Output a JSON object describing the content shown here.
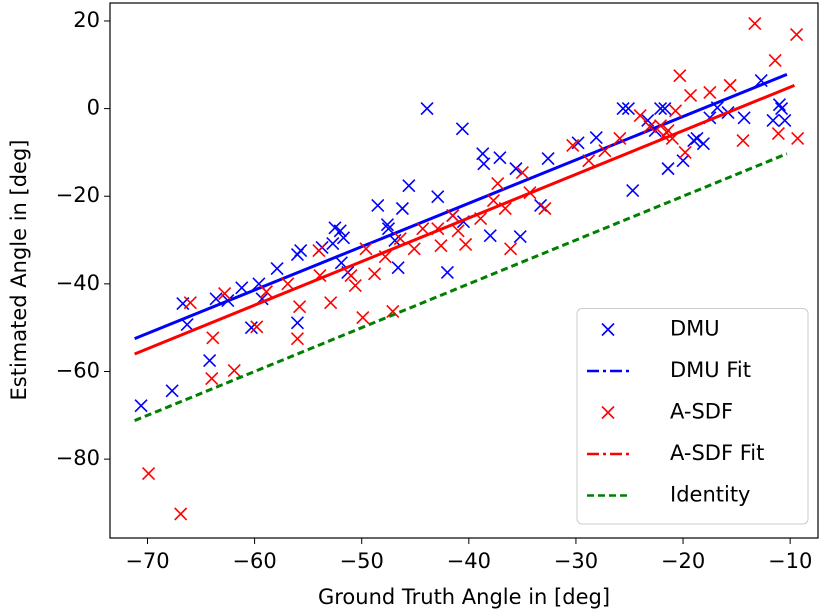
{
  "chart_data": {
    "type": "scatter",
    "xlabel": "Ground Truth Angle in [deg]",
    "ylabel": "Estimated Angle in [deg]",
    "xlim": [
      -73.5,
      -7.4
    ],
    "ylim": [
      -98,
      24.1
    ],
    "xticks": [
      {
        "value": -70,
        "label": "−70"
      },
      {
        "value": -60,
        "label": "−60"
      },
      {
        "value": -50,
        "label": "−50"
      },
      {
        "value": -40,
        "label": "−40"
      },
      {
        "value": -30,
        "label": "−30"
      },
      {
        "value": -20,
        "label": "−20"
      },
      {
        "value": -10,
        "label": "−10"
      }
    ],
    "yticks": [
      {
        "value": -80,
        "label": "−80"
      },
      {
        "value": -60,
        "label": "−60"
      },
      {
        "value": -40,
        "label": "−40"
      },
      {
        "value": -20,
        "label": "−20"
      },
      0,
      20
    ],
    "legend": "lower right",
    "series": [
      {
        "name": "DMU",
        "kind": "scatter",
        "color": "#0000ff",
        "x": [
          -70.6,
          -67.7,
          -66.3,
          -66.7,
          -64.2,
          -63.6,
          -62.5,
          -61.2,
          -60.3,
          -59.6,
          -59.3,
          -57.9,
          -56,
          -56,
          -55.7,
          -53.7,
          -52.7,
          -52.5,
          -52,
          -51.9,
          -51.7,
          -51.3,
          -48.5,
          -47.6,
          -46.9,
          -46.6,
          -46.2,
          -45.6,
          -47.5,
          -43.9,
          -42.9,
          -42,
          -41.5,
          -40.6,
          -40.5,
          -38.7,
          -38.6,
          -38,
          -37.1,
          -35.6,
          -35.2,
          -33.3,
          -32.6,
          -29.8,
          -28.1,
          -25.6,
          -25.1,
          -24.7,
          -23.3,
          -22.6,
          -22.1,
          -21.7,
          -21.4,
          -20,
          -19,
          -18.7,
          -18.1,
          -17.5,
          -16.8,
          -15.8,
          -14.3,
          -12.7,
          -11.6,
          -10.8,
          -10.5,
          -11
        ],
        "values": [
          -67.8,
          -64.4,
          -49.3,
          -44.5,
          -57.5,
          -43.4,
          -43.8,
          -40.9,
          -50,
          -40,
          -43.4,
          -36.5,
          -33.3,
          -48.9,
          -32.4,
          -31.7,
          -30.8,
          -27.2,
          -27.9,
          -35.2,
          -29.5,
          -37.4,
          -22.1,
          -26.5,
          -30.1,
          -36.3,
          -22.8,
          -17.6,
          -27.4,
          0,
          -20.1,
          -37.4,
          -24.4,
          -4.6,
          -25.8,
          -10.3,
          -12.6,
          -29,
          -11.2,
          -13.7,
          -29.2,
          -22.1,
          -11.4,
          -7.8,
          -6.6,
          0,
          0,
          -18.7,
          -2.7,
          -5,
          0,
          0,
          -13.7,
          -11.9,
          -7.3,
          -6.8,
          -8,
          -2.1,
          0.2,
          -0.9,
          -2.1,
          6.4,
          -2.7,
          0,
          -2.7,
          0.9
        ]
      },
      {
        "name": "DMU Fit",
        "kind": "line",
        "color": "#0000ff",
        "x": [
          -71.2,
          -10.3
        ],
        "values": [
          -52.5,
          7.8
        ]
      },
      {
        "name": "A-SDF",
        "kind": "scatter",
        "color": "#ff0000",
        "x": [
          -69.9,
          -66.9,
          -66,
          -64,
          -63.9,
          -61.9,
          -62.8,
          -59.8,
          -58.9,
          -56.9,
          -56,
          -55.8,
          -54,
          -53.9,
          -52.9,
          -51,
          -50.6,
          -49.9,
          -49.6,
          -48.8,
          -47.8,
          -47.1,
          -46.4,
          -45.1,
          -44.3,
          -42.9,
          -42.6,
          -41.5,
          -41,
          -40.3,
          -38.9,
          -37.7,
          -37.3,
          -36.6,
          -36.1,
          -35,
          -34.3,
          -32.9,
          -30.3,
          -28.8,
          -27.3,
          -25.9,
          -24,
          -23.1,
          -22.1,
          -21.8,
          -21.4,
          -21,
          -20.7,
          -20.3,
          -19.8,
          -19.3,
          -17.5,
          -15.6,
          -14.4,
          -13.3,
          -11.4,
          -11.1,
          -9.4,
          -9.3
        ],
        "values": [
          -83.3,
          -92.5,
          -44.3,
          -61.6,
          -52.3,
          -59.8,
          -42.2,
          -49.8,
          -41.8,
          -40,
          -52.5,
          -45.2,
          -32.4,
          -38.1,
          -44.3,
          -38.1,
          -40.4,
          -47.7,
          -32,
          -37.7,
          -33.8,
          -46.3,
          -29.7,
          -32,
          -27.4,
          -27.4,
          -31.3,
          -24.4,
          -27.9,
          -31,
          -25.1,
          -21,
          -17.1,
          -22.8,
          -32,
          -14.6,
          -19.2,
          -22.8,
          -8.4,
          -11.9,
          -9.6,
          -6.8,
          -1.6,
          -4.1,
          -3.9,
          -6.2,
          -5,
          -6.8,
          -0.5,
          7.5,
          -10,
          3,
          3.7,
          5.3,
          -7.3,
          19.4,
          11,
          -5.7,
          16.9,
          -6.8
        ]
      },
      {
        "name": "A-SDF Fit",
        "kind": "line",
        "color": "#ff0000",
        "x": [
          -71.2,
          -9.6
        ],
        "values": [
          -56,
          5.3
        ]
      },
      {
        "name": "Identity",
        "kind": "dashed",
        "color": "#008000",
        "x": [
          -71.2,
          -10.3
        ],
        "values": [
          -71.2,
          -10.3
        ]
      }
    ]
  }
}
◇ ◇ ◇ ◇
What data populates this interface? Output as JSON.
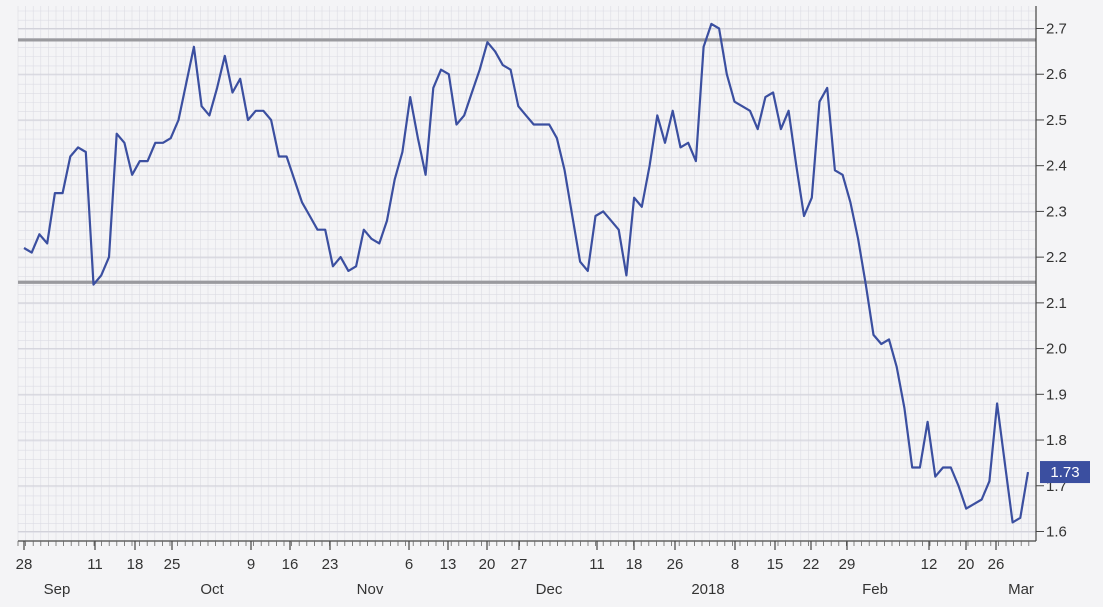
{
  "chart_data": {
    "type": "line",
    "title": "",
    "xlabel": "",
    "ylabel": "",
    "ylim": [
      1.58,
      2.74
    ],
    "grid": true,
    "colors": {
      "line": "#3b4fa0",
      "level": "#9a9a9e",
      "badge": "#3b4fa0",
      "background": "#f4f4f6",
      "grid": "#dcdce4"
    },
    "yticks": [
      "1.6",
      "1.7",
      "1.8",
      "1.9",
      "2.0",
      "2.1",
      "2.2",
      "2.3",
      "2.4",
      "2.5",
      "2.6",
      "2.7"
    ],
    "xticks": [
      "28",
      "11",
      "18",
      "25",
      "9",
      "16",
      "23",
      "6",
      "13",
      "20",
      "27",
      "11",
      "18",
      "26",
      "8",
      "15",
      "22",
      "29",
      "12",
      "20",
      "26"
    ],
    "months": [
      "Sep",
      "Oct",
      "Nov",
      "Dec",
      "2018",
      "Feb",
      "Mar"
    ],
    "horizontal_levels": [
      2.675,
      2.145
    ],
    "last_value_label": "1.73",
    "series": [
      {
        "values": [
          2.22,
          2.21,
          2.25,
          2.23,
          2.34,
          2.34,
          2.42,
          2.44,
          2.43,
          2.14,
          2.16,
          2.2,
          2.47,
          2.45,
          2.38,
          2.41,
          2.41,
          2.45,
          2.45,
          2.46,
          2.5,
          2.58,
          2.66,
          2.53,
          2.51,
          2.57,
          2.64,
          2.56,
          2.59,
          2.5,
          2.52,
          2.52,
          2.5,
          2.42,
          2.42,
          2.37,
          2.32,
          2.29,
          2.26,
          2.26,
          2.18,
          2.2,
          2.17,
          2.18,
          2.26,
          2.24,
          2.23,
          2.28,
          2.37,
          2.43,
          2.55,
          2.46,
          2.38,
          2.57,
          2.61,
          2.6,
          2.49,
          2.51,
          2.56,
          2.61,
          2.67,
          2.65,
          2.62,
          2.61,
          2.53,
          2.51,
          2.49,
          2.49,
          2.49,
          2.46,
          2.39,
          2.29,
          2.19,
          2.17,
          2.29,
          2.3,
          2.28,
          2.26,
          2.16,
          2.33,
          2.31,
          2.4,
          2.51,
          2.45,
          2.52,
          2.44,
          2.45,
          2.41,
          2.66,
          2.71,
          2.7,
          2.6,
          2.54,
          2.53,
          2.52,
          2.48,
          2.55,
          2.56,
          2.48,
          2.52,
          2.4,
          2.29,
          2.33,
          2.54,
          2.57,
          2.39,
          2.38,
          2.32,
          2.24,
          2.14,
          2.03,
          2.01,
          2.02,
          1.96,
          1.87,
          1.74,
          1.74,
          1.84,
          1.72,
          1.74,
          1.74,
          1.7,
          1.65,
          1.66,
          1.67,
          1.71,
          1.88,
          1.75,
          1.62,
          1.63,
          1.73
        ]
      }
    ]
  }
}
◇ ◇ ◇ ◇
> The request:
From the material above, copy each line that includes the word "JSON".

> Exercise answer:
Output a JSON object describing the content shown here.
What data populates this interface? Output as JSON.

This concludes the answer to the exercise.